Written request:
Copy out, from the entries below, each line holding the string "help".
## BEGIN Extracted information
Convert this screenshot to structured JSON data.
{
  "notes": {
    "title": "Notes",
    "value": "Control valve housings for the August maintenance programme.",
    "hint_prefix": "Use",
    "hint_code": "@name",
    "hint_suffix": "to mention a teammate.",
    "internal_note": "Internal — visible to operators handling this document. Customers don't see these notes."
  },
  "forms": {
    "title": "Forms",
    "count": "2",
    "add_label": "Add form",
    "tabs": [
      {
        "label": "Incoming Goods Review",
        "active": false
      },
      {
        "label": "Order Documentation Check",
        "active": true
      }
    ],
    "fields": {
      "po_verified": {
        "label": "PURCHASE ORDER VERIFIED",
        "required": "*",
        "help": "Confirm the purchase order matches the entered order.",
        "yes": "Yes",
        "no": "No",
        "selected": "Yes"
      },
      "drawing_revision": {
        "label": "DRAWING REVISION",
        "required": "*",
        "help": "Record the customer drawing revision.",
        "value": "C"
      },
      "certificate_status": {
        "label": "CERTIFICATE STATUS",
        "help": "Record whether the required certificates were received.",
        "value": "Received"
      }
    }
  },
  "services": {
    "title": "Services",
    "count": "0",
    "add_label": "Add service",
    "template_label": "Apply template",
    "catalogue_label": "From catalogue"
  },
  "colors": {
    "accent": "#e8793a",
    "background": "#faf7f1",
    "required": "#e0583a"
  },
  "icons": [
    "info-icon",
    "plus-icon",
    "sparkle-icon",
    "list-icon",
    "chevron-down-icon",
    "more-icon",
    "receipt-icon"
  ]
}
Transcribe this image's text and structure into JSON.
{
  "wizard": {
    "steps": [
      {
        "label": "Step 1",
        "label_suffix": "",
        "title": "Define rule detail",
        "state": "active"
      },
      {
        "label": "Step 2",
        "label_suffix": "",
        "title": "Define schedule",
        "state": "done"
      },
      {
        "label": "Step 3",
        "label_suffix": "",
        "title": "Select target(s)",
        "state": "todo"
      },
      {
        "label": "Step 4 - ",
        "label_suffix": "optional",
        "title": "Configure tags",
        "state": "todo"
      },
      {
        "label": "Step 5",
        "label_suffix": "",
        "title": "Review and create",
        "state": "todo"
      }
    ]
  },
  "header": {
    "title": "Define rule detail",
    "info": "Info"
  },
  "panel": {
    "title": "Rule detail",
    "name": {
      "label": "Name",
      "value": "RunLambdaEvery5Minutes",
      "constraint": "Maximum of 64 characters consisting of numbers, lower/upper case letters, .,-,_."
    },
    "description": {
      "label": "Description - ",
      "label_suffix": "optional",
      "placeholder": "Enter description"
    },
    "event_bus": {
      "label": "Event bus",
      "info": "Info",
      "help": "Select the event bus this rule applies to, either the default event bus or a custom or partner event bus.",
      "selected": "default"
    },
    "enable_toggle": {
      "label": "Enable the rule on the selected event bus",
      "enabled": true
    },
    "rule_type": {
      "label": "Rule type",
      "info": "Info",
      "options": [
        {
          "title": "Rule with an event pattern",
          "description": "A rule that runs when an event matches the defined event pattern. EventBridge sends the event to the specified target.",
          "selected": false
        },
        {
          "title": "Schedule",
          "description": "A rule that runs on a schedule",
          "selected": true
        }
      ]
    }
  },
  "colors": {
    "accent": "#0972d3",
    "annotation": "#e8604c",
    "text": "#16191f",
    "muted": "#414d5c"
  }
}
## END Extracted information
Written solution:
        "help": "Confirm the purchase order matches the entered order.",
        "help": "Record the customer drawing revision.",
        "help": "Record whether the required certificates were received.",
      "help": "Select the event bus this rule applies to, either the default event bus or a custom or partner event bus.",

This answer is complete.